WRITTEN INSTRUCTION
Extract each line where the string "using" shows up.

INPUT RECORDS
::::::::::
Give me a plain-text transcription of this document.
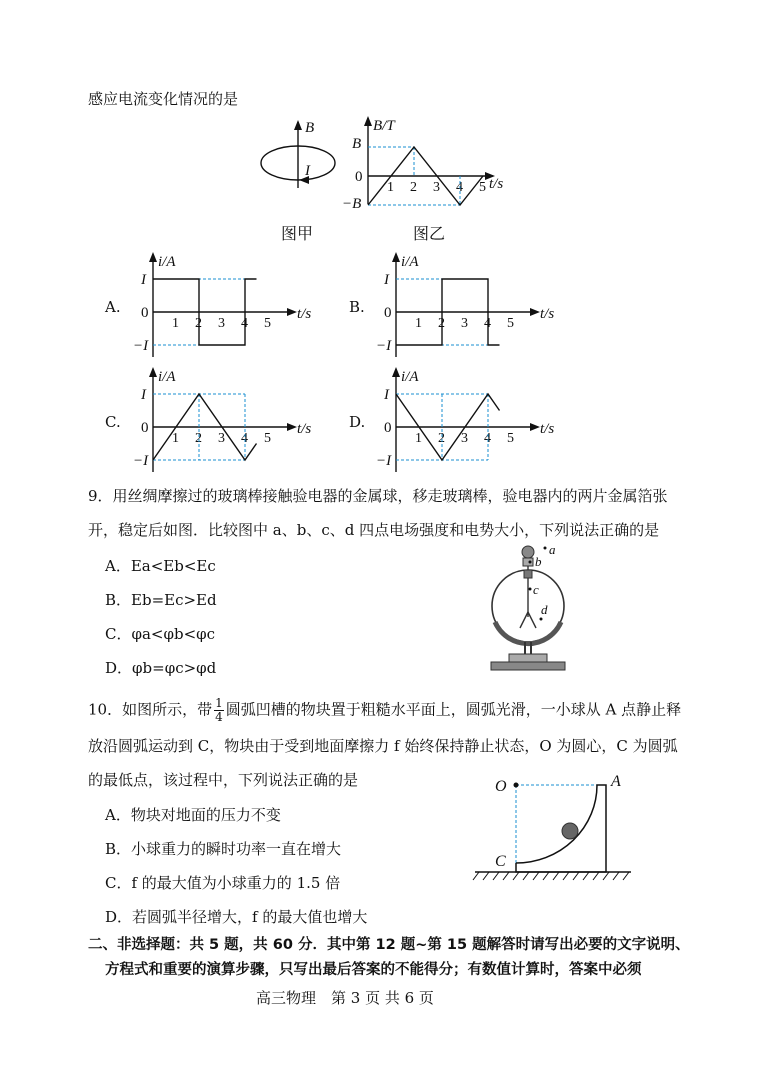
感应电流变化情况的是
B
I
图甲
B/T
t/s
B
−B
0
1 2 3 4 5
图乙
A.	B.
C.	D.
i/A
t/s
I
−I
0
1 2 3 4 5
i/A
t/s
I
−I
0
1 2 3 4 5
i/A
t/s
I
−I
0
1 2 3 4 5
i/A
t/s
I
−I
0
1 2 3 4 5
9．用丝绸摩擦过的玻璃棒接触验电器的金属球，移走玻璃棒，验电器内的两片金属箔张
开，稳定后如图．比较图中 a、b、c、d 四点电场强度和电势大小，下列说法正确的是
A．Ea<Eb<Ec
B．Eb=Ec>Ed
C．φa<φb<φc
D．φb=φc>φd
a
b
c
d
10．如图所示，带 $\frac{1}{4}$ 圆弧凹槽的物块置于粗糙水平面上，圆弧光滑，一小球从 A 点静止释
放沿圆弧运动到 C，物块由于受到地面摩擦力 f 始终保持静止状态，O 为圆心，C 为圆弧
的最低点，该过程中，下列说法正确的是
A．物块对地面的压力不变
B．小球重力的瞬时功率一直在增大
C．f 的最大值为小球重力的 1.5 倍
D．若圆弧半径增大，f 的最大值也增大
O	A
C
二、非选择题：共 5 题，共 60 分．其中第 12 题~第 15 题解答时请写出必要的文字说明、
方程式和重要的演算步骤，只写出最后答案的不能得分；有数值计算时，答案中必须
高三物理　第 3 页 共 6 页
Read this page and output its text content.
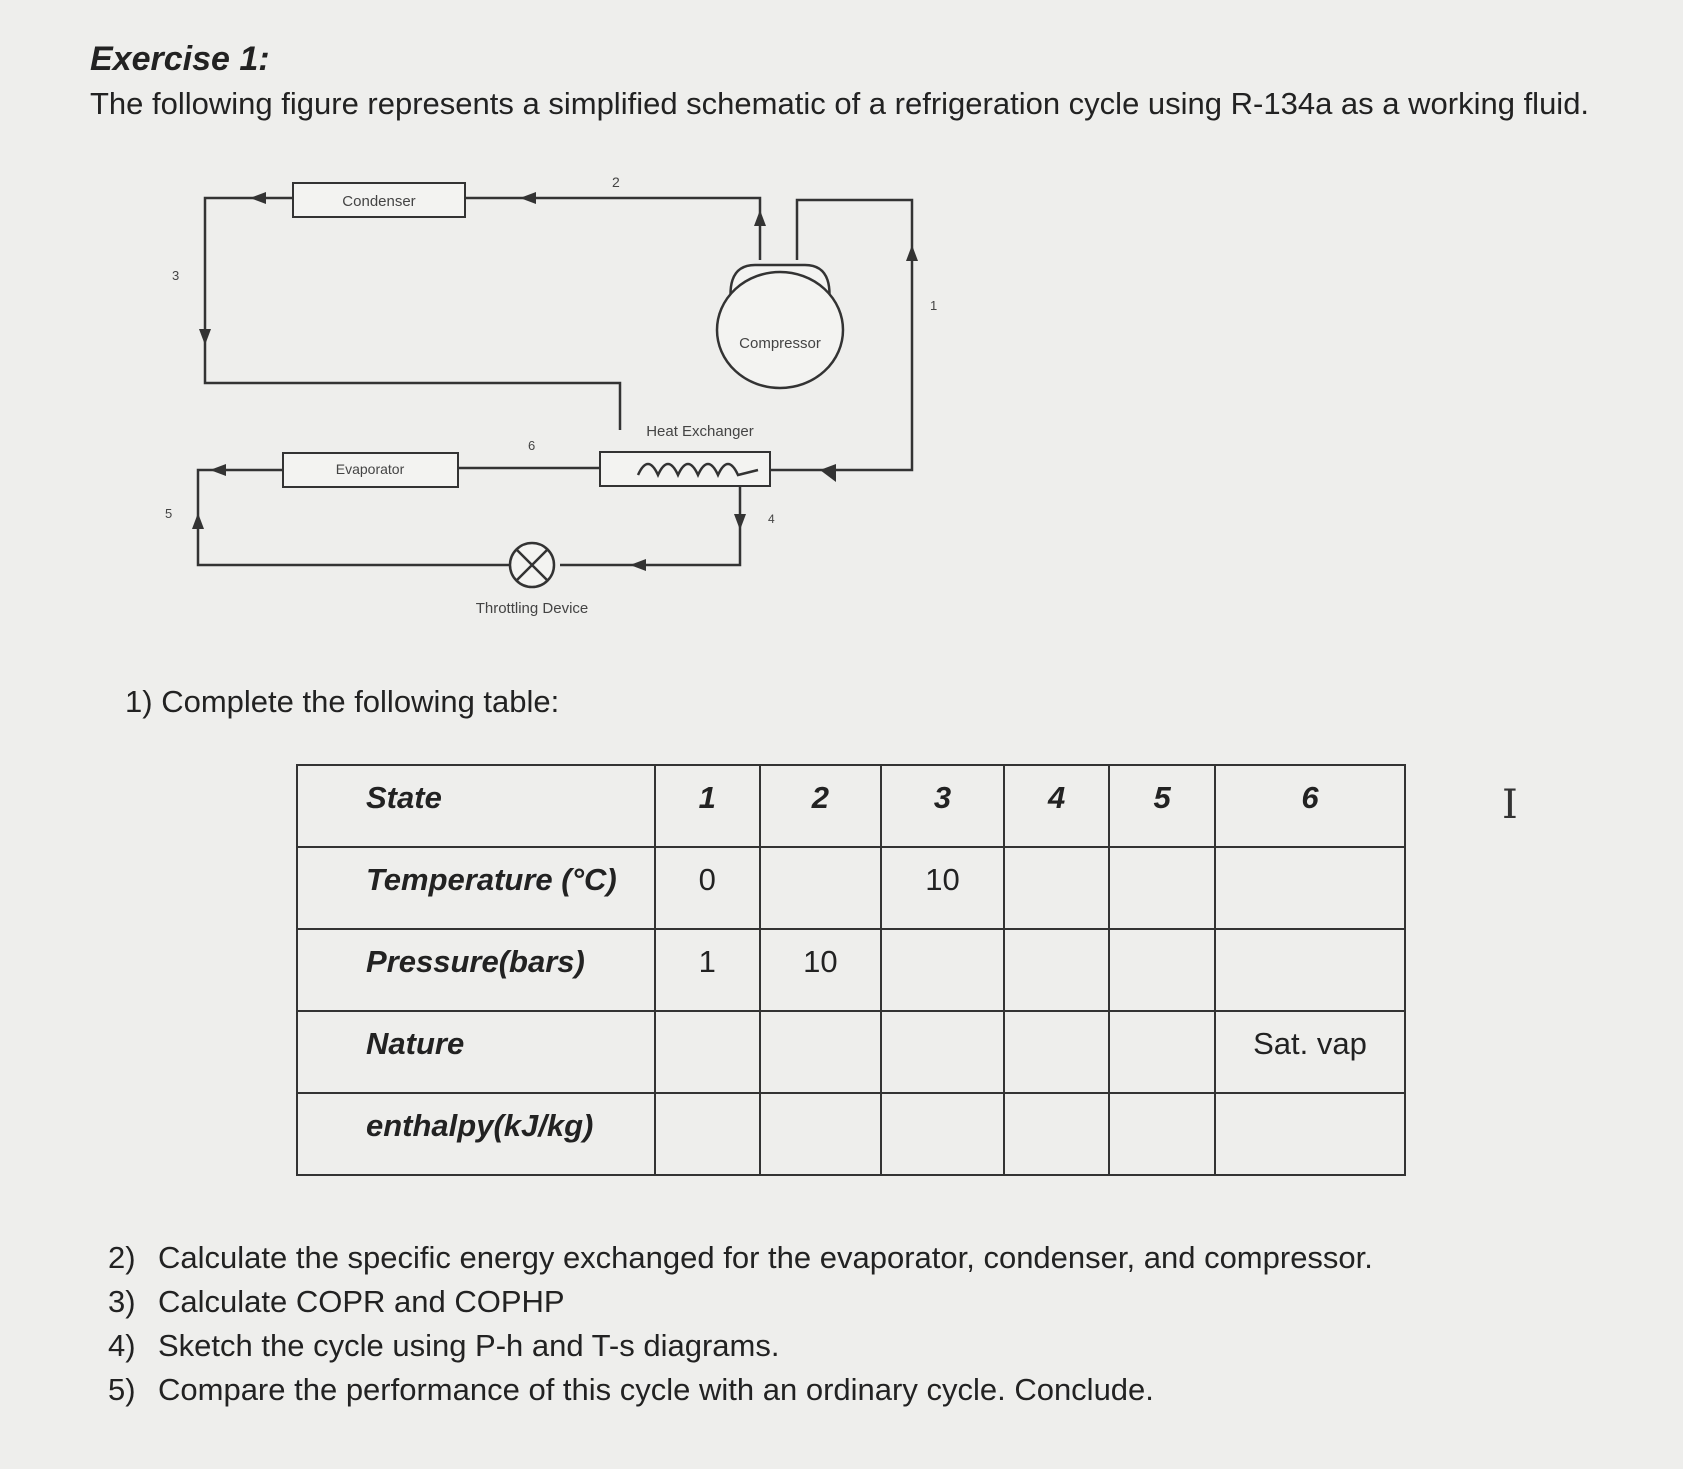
Exercise 1:
The following figure represents a simplified schematic of a refrigeration cycle using R-134a as a working fluid.
Condenser
Compressor
Heat Exchanger
Evaporator
Throttling Device
2
3
1
6
5	4
1) Complete the following table:
State	1	2	3	4	5	6
Temperature (°C)	0		10			
Pressure(bars)	1	10				
Nature						Sat. vap
enthalpy(kJ/kg)						
I
2) Calculate the specific energy exchanged for the evaporator, condenser, and compressor.
3) Calculate COPR and COPHP
4) Sketch the cycle using P-h and T-s diagrams.
5) Compare the performance of this cycle with an ordinary cycle. Conclude.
::::::::::
TASK ANSWER
The following figure represents a simplified schematic of a refrigeration cycle using R-134a as a working fluid.
4) Sketch the cycle using P-h and T-s diagrams.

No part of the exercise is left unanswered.